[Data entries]
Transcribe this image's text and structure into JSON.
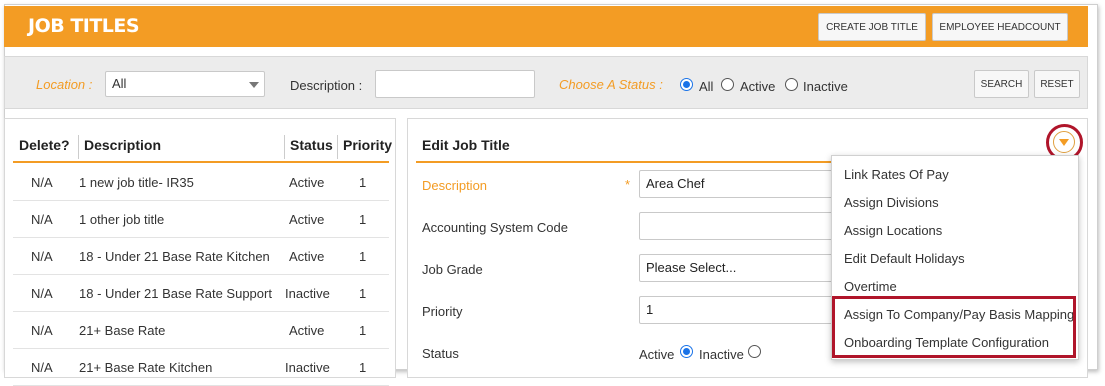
{
  "header": {
    "title": "JOB TITLES",
    "create_button": "CREATE JOB TITLE",
    "headcount_button": "EMPLOYEE HEADCOUNT",
    "accent_color": "#f39c24"
  },
  "filters": {
    "location_label": "Location :",
    "location_value": "All",
    "description_label": "Description :",
    "description_value": "",
    "status_label": "Choose A Status :",
    "status_options": [
      "All",
      "Active",
      "Inactive"
    ],
    "status_selected": "All",
    "search_button": "SEARCH",
    "reset_button": "RESET"
  },
  "table": {
    "columns": [
      "Delete?",
      "Description",
      "Status",
      "Priority"
    ],
    "rows": [
      {
        "delete": "N/A",
        "description": "1 new job title- IR35",
        "status": "Active",
        "priority": "1"
      },
      {
        "delete": "N/A",
        "description": "1 other job title",
        "status": "Active",
        "priority": "1"
      },
      {
        "delete": "N/A",
        "description": "18 - Under 21 Base Rate Kitchen",
        "status": "Active",
        "priority": "1"
      },
      {
        "delete": "N/A",
        "description": "18 - Under 21 Base Rate Support",
        "status": "Inactive",
        "priority": "1"
      },
      {
        "delete": "N/A",
        "description": "21+ Base Rate",
        "status": "Active",
        "priority": "1"
      },
      {
        "delete": "N/A",
        "description": "21+ Base Rate Kitchen",
        "status": "Inactive",
        "priority": "1"
      }
    ]
  },
  "edit": {
    "title": "Edit  Job Title",
    "description_label": "Description",
    "required_marker": "*",
    "description_value": "Area Chef",
    "accounting_label": "Accounting System Code",
    "accounting_value": "",
    "job_grade_label": "Job Grade",
    "job_grade_value": "Please Select...",
    "priority_label": "Priority",
    "priority_value": "1",
    "status_label": "Status",
    "status_options": [
      "Active",
      "Inactive"
    ],
    "status_selected": "Active"
  },
  "menu": {
    "items": [
      "Link Rates Of Pay",
      "Assign Divisions",
      "Assign Locations",
      "Edit Default Holidays",
      "Overtime",
      "Assign To Company/Pay Basis Mapping",
      "Onboarding Template Configuration"
    ]
  }
}
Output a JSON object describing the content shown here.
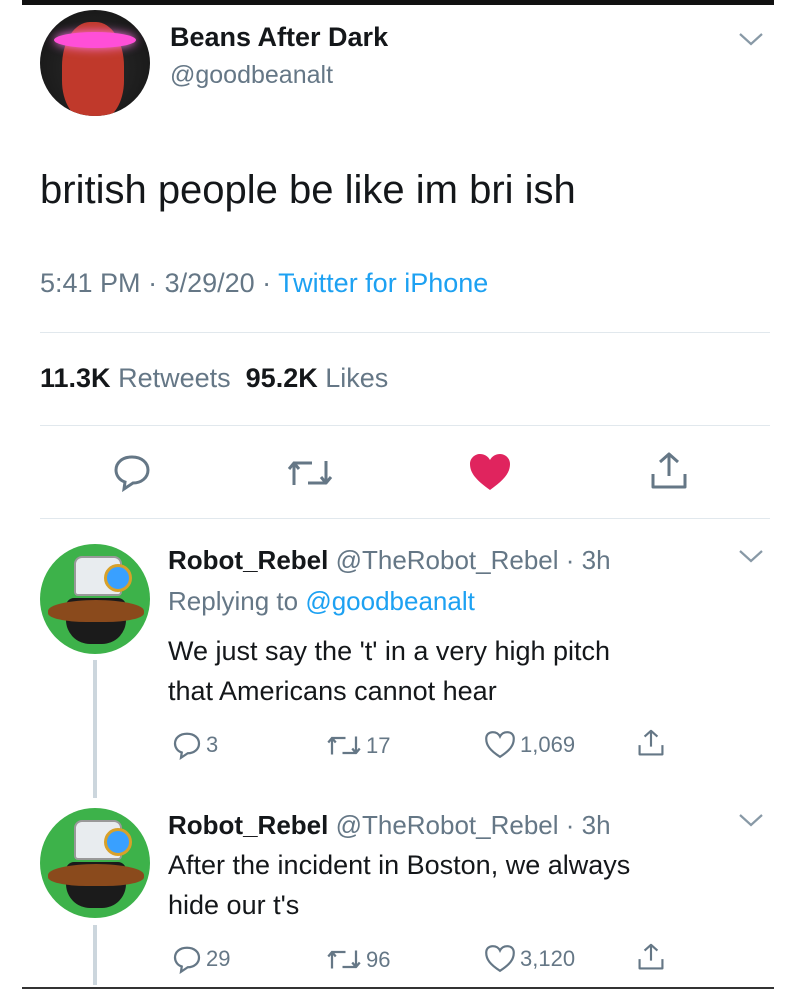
{
  "tweet": {
    "author_name": "Beans After Dark",
    "author_handle": "@goodbeanalt",
    "text": "british people be like im bri ish",
    "time": "5:41 PM",
    "date": "3/29/20",
    "separator": " · ",
    "source": "Twitter for iPhone",
    "retweets_count": "11.3K",
    "retweets_label": "Retweets",
    "likes_count": "95.2K",
    "likes_label": "Likes"
  },
  "colors": {
    "like_red": "#e0245e",
    "link_blue": "#1da1f2",
    "muted": "#657786",
    "avatar_green": "#3db24a"
  },
  "icons": [
    "chevron-down-icon",
    "reply-icon",
    "retweet-icon",
    "heart-icon",
    "share-icon"
  ],
  "replies": [
    {
      "name": "Robot_Rebel",
      "handle": "@TheRobot_Rebel",
      "age": "3h",
      "replying_prefix": "Replying to",
      "replying_to": "@goodbeanalt",
      "lines": [
        "We just say the 't' in a very high pitch",
        "that Americans cannot hear"
      ],
      "reply_count": "3",
      "retweet_count": "17",
      "like_count": "1,069"
    },
    {
      "name": "Robot_Rebel",
      "handle": "@TheRobot_Rebel",
      "age": "3h",
      "lines": [
        "After the incident in Boston, we always",
        "hide our t's"
      ],
      "reply_count": "29",
      "retweet_count": "96",
      "like_count": "3,120"
    }
  ]
}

▶ _Goal_: Working from the listing above, pick out every line that has "text" and copy it.

▶ _Result for this task_:
Transcribe this image's text and structure into JSON.
    "text": "british people be like im bri ish",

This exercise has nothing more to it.